• Problem description: Scan the entries below and extract each line with the word "title" in it.

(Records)

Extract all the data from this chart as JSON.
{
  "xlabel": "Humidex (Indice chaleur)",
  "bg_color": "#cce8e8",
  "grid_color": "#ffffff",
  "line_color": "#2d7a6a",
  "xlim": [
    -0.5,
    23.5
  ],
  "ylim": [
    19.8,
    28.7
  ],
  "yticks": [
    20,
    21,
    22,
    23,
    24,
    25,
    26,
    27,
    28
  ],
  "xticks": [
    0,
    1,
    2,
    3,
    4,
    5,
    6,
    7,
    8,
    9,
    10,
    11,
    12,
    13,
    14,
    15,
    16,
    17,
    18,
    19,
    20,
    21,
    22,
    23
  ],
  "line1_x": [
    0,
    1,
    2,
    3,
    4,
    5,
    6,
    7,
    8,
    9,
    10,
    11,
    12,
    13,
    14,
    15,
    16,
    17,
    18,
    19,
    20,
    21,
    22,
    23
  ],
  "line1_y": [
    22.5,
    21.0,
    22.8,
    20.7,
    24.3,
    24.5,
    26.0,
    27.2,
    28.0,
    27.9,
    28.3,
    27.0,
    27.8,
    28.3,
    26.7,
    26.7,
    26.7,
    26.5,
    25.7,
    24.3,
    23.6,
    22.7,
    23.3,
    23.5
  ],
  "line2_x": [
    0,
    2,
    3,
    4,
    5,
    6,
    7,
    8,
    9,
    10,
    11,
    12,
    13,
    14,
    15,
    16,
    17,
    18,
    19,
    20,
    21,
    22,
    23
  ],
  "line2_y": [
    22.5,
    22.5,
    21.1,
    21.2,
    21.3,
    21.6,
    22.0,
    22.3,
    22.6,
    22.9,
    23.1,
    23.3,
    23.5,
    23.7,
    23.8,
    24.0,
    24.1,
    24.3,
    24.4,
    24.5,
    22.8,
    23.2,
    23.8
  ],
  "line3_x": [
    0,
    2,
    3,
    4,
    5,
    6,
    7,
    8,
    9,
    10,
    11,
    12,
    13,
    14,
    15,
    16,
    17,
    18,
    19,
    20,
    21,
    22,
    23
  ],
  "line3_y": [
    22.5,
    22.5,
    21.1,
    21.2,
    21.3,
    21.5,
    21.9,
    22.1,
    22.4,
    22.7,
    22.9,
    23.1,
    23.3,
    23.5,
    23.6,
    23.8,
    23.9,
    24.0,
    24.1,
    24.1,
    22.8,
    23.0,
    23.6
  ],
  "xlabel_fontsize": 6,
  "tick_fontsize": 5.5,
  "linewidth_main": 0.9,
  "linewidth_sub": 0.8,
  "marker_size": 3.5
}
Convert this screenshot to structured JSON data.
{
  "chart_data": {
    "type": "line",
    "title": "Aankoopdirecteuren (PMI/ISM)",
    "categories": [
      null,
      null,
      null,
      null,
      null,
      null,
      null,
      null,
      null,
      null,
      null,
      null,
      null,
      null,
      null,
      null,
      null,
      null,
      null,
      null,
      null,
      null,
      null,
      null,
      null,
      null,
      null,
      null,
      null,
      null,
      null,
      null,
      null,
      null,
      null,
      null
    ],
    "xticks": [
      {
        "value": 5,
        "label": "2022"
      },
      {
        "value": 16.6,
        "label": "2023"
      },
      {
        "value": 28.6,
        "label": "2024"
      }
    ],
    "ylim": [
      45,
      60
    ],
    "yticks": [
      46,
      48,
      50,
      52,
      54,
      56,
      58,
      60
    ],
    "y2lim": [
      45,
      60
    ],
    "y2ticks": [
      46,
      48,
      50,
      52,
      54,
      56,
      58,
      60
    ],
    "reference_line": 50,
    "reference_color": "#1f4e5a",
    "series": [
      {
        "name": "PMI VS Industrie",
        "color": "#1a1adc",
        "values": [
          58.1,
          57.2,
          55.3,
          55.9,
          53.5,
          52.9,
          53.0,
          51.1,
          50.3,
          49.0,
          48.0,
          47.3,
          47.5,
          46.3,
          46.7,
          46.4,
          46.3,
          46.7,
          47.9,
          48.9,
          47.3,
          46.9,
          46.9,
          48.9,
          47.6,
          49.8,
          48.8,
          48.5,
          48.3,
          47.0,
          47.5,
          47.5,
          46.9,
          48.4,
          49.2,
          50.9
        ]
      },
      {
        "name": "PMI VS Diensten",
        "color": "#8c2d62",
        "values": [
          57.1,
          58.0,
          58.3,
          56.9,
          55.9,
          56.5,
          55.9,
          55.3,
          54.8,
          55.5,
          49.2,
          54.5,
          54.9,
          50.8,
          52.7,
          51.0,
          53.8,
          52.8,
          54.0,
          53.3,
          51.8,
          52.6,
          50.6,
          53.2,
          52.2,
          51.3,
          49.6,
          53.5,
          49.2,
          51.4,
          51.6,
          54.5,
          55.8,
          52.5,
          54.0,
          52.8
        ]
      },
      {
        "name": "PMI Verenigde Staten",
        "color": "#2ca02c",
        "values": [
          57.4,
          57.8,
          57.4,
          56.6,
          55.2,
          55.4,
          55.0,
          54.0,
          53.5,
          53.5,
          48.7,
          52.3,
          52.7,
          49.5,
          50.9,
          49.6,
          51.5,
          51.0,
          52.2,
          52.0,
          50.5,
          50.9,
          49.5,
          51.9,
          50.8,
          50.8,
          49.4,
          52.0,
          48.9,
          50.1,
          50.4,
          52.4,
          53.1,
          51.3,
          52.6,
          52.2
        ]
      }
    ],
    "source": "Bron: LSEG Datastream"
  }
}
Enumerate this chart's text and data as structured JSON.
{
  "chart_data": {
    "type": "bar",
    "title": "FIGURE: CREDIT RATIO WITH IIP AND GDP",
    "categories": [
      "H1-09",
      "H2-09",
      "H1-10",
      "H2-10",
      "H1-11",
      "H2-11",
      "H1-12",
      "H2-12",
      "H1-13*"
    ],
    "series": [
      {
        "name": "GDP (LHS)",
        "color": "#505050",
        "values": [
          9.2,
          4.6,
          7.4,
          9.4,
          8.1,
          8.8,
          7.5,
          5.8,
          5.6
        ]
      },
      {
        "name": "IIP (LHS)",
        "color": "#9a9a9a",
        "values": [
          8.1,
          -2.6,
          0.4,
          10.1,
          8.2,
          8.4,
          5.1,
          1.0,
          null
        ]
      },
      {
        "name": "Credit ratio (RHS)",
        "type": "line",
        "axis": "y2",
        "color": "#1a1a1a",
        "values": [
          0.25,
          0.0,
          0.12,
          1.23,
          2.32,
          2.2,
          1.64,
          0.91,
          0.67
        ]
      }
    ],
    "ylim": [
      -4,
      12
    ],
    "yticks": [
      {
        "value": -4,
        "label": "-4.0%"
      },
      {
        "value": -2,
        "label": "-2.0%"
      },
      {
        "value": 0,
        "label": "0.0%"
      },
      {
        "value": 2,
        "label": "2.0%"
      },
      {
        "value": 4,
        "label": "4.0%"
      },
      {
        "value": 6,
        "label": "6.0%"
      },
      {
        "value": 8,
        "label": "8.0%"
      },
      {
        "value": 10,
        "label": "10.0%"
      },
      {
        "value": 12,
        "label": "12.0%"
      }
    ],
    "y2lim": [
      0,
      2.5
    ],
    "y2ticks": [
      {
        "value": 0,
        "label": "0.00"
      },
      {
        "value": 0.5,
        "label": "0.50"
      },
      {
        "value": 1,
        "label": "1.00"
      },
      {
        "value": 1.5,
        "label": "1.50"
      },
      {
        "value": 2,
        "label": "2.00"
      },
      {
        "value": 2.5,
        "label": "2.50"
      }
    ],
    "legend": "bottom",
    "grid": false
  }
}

• Exercise solution:
    "title": "Aankoopdirecteuren (PMI/ISM)",
    "title": "FIGURE: CREDIT RATIO WITH IIP AND GDP",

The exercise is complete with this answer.